Dataset rows about figures
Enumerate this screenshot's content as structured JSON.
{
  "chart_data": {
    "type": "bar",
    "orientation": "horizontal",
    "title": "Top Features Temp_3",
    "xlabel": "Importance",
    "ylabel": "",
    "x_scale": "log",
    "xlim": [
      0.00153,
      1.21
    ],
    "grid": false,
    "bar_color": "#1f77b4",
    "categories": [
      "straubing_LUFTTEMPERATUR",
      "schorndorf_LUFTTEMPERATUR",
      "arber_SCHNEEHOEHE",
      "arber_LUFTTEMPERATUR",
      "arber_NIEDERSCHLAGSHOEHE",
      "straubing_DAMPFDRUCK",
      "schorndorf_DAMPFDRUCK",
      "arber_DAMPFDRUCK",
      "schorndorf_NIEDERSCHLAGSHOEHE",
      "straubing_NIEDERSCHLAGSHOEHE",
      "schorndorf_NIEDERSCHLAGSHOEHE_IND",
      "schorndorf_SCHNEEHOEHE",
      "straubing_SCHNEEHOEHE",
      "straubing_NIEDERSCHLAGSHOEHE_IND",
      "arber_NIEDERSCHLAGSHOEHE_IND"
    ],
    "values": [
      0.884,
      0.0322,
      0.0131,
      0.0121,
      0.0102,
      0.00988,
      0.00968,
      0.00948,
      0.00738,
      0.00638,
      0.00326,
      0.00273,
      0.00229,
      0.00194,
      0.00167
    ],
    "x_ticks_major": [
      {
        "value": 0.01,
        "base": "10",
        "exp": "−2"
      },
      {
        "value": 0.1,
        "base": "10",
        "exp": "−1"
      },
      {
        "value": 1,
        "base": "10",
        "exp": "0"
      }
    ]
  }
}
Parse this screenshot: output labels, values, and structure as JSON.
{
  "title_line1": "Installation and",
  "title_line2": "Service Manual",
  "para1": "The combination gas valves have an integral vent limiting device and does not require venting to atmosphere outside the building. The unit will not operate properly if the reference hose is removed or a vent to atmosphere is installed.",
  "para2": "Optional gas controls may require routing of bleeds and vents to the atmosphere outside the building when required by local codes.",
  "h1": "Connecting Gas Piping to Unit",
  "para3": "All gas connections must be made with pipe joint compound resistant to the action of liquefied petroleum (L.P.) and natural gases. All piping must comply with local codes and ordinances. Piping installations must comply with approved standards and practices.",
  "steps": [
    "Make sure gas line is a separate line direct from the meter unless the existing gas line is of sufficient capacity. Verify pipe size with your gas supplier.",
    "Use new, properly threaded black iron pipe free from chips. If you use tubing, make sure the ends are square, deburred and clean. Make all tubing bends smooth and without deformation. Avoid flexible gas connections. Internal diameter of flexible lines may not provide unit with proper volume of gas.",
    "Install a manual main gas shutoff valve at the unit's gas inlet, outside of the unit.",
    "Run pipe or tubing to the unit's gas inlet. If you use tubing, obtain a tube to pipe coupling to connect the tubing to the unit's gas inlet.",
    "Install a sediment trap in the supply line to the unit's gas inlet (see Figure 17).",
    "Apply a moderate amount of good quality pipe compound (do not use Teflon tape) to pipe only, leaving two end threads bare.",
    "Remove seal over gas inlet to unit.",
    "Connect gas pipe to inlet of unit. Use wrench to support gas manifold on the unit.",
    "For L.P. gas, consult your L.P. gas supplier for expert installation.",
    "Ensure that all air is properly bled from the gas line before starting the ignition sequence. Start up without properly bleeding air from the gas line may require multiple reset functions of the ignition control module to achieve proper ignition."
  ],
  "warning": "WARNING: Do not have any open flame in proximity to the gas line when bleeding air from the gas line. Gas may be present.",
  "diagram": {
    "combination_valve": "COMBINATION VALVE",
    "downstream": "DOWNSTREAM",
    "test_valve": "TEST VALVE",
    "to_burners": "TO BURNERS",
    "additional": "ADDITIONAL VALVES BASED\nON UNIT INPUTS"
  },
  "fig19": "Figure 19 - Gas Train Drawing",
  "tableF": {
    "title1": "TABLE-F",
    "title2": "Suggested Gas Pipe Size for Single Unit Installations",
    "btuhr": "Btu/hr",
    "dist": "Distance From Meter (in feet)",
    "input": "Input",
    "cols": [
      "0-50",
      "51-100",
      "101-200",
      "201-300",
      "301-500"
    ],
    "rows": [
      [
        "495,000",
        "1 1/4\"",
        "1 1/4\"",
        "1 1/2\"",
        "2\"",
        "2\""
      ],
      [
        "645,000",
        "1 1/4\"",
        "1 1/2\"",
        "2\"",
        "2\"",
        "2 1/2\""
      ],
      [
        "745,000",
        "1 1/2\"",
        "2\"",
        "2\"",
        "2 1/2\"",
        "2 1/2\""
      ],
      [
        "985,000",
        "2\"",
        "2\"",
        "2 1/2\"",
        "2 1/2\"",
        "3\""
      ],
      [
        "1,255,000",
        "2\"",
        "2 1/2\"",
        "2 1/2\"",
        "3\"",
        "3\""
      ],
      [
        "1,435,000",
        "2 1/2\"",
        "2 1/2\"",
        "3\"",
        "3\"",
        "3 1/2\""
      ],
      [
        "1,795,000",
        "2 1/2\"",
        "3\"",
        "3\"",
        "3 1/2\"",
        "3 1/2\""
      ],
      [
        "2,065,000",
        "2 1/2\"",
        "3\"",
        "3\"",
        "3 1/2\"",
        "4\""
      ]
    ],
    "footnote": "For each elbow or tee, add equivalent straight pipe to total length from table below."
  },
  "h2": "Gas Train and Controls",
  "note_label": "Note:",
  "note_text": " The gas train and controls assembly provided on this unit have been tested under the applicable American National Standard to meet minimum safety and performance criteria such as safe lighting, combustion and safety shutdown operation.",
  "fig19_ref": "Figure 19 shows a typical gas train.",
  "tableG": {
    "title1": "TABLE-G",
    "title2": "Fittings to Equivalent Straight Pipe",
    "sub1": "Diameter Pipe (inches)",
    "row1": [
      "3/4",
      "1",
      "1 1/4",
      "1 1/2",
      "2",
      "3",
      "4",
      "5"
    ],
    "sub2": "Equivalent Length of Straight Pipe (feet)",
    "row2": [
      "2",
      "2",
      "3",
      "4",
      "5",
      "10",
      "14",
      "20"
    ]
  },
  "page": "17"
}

§ **Exercise brief**
Lines containing "supplier" are to be counted. State the total and add nothing.

§ **Final result**
2